Stored data entries:
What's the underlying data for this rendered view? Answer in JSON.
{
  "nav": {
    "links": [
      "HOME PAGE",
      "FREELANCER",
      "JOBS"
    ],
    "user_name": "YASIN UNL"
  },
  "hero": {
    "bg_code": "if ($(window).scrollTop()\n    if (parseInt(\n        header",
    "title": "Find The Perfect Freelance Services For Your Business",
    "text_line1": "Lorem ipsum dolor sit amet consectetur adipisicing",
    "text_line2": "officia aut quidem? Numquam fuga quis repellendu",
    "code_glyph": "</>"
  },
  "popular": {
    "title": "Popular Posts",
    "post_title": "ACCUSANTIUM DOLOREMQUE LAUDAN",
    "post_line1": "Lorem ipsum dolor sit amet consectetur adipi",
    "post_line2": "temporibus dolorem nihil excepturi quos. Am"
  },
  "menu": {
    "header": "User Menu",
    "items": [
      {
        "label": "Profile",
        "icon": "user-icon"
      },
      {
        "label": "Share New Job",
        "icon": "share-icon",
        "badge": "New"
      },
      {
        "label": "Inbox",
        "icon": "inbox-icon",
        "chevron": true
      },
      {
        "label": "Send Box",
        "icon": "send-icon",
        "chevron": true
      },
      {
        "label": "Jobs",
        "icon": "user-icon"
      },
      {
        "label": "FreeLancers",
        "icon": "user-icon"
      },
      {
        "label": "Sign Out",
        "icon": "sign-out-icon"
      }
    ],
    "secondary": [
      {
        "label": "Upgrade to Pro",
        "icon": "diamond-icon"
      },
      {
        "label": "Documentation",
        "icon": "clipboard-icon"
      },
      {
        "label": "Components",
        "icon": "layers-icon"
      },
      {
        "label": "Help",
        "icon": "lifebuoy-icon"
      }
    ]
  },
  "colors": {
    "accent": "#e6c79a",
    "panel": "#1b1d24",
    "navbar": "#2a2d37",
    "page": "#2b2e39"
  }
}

§ **INSTRUCTIONS FOR THE TASK**
Please reproduce each line exactly as written.

§ **ANSWER TO THIS EXERCISE**
What's the underlying data for this rendered view? Answer in JSON.
{
  "nav": {
    "links": [
      "HOME PAGE",
      "FREELANCER",
      "JOBS"
    ],
    "user_name": "YASIN UNL"
  },
  "hero": {
    "bg_code": "if ($(window).scrollTop()\n    if (parseInt(\n        header",
    "title": "Find The Perfect Freelance Services For Your Business",
    "text_line1": "Lorem ipsum dolor sit amet consectetur adipisicing",
    "text_line2": "officia aut quidem? Numquam fuga quis repellendu",
    "code_glyph": "</>"
  },
  "popular": {
    "title": "Popular Posts",
    "post_title": "ACCUSANTIUM DOLOREMQUE LAUDAN",
    "post_line1": "Lorem ipsum dolor sit amet consectetur adipi",
    "post_line2": "temporibus dolorem nihil excepturi quos. Am"
  },
  "menu": {
    "header": "User Menu",
    "items": [
      {
        "label": "Profile",
        "icon": "user-icon"
      },
      {
        "label": "Share New Job",
        "icon": "share-icon",
        "badge": "New"
      },
      {
        "label": "Inbox",
        "icon": "inbox-icon",
        "chevron": true
      },
      {
        "label": "Send Box",
        "icon": "send-icon",
        "chevron": true
      },
      {
        "label": "Jobs",
        "icon": "user-icon"
      },
      {
        "label": "FreeLancers",
        "icon": "user-icon"
      },
      {
        "label": "Sign Out",
        "icon": "sign-out-icon"
      }
    ],
    "secondary": [
      {
        "label": "Upgrade to Pro",
        "icon": "diamond-icon"
      },
      {
        "label": "Documentation",
        "icon": "clipboard-icon"
      },
      {
        "label": "Components",
        "icon": "layers-icon"
      },
      {
        "label": "Help",
        "icon": "lifebuoy-icon"
      }
    ]
  },
  "colors": {
    "accent": "#e6c79a",
    "panel": "#1b1d24",
    "navbar": "#2a2d37",
    "page": "#2b2e39"
  }
}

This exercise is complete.